Task prompt: Reproduce all the lines exactly as they stand, apart from the pictures.
******************************
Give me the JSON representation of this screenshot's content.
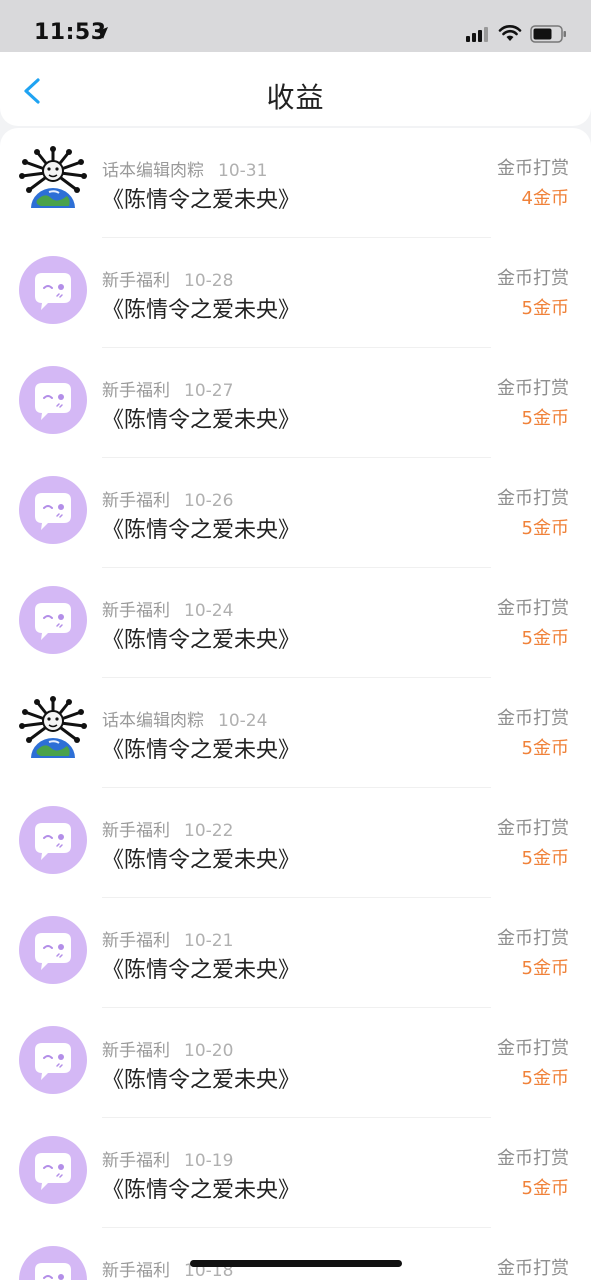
{
  "status_bar": {
    "time": "11:53"
  },
  "nav": {
    "title": "收益"
  },
  "colors": {
    "accent": "#1fa3f2",
    "amount": "#f0823a",
    "avatar_purple": "#d4b8f5"
  },
  "records": [
    {
      "avatar": "editor-avatar",
      "sender": "话本编辑肉粽",
      "date": "10-31",
      "title": "《陈情令之爱未央》",
      "type": "金币打赏",
      "amount": "4金币"
    },
    {
      "avatar": "chat-bubble-icon",
      "sender": "新手福利",
      "date": "10-28",
      "title": "《陈情令之爱未央》",
      "type": "金币打赏",
      "amount": "5金币"
    },
    {
      "avatar": "chat-bubble-icon",
      "sender": "新手福利",
      "date": "10-27",
      "title": "《陈情令之爱未央》",
      "type": "金币打赏",
      "amount": "5金币"
    },
    {
      "avatar": "chat-bubble-icon",
      "sender": "新手福利",
      "date": "10-26",
      "title": "《陈情令之爱未央》",
      "type": "金币打赏",
      "amount": "5金币"
    },
    {
      "avatar": "chat-bubble-icon",
      "sender": "新手福利",
      "date": "10-24",
      "title": "《陈情令之爱未央》",
      "type": "金币打赏",
      "amount": "5金币"
    },
    {
      "avatar": "editor-avatar",
      "sender": "话本编辑肉粽",
      "date": "10-24",
      "title": "《陈情令之爱未央》",
      "type": "金币打赏",
      "amount": "5金币"
    },
    {
      "avatar": "chat-bubble-icon",
      "sender": "新手福利",
      "date": "10-22",
      "title": "《陈情令之爱未央》",
      "type": "金币打赏",
      "amount": "5金币"
    },
    {
      "avatar": "chat-bubble-icon",
      "sender": "新手福利",
      "date": "10-21",
      "title": "《陈情令之爱未央》",
      "type": "金币打赏",
      "amount": "5金币"
    },
    {
      "avatar": "chat-bubble-icon",
      "sender": "新手福利",
      "date": "10-20",
      "title": "《陈情令之爱未央》",
      "type": "金币打赏",
      "amount": "5金币"
    },
    {
      "avatar": "chat-bubble-icon",
      "sender": "新手福利",
      "date": "10-19",
      "title": "《陈情令之爱未央》",
      "type": "金币打赏",
      "amount": "5金币"
    },
    {
      "avatar": "chat-bubble-icon",
      "sender": "新手福利",
      "date": "10-18",
      "title": "",
      "type": "金币打赏",
      "amount": ""
    }
  ]
}
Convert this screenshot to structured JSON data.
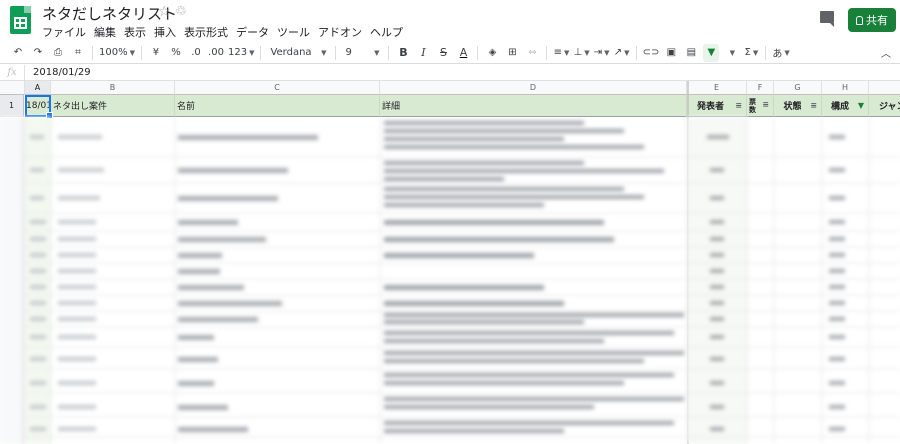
{
  "app": {
    "doc_title": "ネタだしネタリスト",
    "share_label": "共有"
  },
  "menu": [
    "ファイル",
    "編集",
    "表示",
    "挿入",
    "表示形式",
    "データ",
    "ツール",
    "アドオン",
    "ヘルプ"
  ],
  "toolbar": {
    "zoom": "100%",
    "currency": "¥",
    "percent": "%",
    "decimal_decrease": ".0",
    "decimal_increase": ".00",
    "number_format": "123",
    "font": "Verdana",
    "font_size": "9",
    "bold": "B",
    "italic": "I",
    "strike": "S",
    "text_color": "A",
    "input_tools": "あ"
  },
  "formula_bar": {
    "fx": "fx",
    "value": "2018/01/29"
  },
  "columns": [
    "A",
    "B",
    "C",
    "D",
    "E",
    "F",
    "G",
    "H"
  ],
  "header_row": {
    "row_number": "1",
    "cells": [
      "18/01/",
      "ネタ出し案件",
      "名前",
      "詳細",
      "発表者",
      "票数",
      "状態",
      "構成",
      "ジャン"
    ]
  }
}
******************************
Task result:
Give me the JSON representation of this screenshot's content.
{
  "status_bar": {
    "time": "11:53"
  },
  "nav": {
    "title": "收益"
  },
  "colors": {
    "accent": "#1fa3f2",
    "amount": "#f0823a",
    "avatar_purple": "#d4b8f5"
  },
  "records": [
    {
      "avatar": "editor-avatar",
      "sender": "话本编辑肉粽",
      "date": "10-31",
      "title": "《陈情令之爱未央》",
      "type": "金币打赏",
      "amount": "4金币"
    },
    {
      "avatar": "chat-bubble-icon",
      "sender": "新手福利",
      "date": "10-28",
      "title": "《陈情令之爱未央》",
      "type": "金币打赏",
      "amount": "5金币"
    },
    {
      "avatar": "chat-bubble-icon",
      "sender": "新手福利",
      "date": "10-27",
      "title": "《陈情令之爱未央》",
      "type": "金币打赏",
      "amount": "5金币"
    },
    {
      "avatar": "chat-bubble-icon",
      "sender": "新手福利",
      "date": "10-26",
      "title": "《陈情令之爱未央》",
      "type": "金币打赏",
      "amount": "5金币"
    },
    {
      "avatar": "chat-bubble-icon",
      "sender": "新手福利",
      "date": "10-24",
      "title": "《陈情令之爱未央》",
      "type": "金币打赏",
      "amount": "5金币"
    },
    {
      "avatar": "editor-avatar",
      "sender": "话本编辑肉粽",
      "date": "10-24",
      "title": "《陈情令之爱未央》",
      "type": "金币打赏",
      "amount": "5金币"
    },
    {
      "avatar": "chat-bubble-icon",
      "sender": "新手福利",
      "date": "10-22",
      "title": "《陈情令之爱未央》",
      "type": "金币打赏",
      "amount": "5金币"
    },
    {
      "avatar": "chat-bubble-icon",
      "sender": "新手福利",
      "date": "10-21",
      "title": "《陈情令之爱未央》",
      "type": "金币打赏",
      "amount": "5金币"
    },
    {
      "avatar": "chat-bubble-icon",
      "sender": "新手福利",
      "date": "10-20",
      "title": "《陈情令之爱未央》",
      "type": "金币打赏",
      "amount": "5金币"
    },
    {
      "avatar": "chat-bubble-icon",
      "sender": "新手福利",
      "date": "10-19",
      "title": "《陈情令之爱未央》",
      "type": "金币打赏",
      "amount": "5金币"
    },
    {
      "avatar": "chat-bubble-icon",
      "sender": "新手福利",
      "date": "10-18",
      "title": "",
      "type": "金币打赏",
      "amount": ""
    }
  ]
}
Convert this screenshot to structured JSON data.
{
  "app": {
    "doc_title": "ネタだしネタリスト",
    "share_label": "共有"
  },
  "menu": [
    "ファイル",
    "編集",
    "表示",
    "挿入",
    "表示形式",
    "データ",
    "ツール",
    "アドオン",
    "ヘルプ"
  ],
  "toolbar": {
    "zoom": "100%",
    "currency": "¥",
    "percent": "%",
    "decimal_decrease": ".0",
    "decimal_increase": ".00",
    "number_format": "123",
    "font": "Verdana",
    "font_size": "9",
    "bold": "B",
    "italic": "I",
    "strike": "S",
    "text_color": "A",
    "input_tools": "あ"
  },
  "formula_bar": {
    "fx": "fx",
    "value": "2018/01/29"
  },
  "columns": [
    "A",
    "B",
    "C",
    "D",
    "E",
    "F",
    "G",
    "H"
  ],
  "header_row": {
    "row_number": "1",
    "cells": [
      "18/01/",
      "ネタ出し案件",
      "名前",
      "詳細",
      "発表者",
      "票数",
      "状態",
      "構成",
      "ジャン"
    ]
  }
}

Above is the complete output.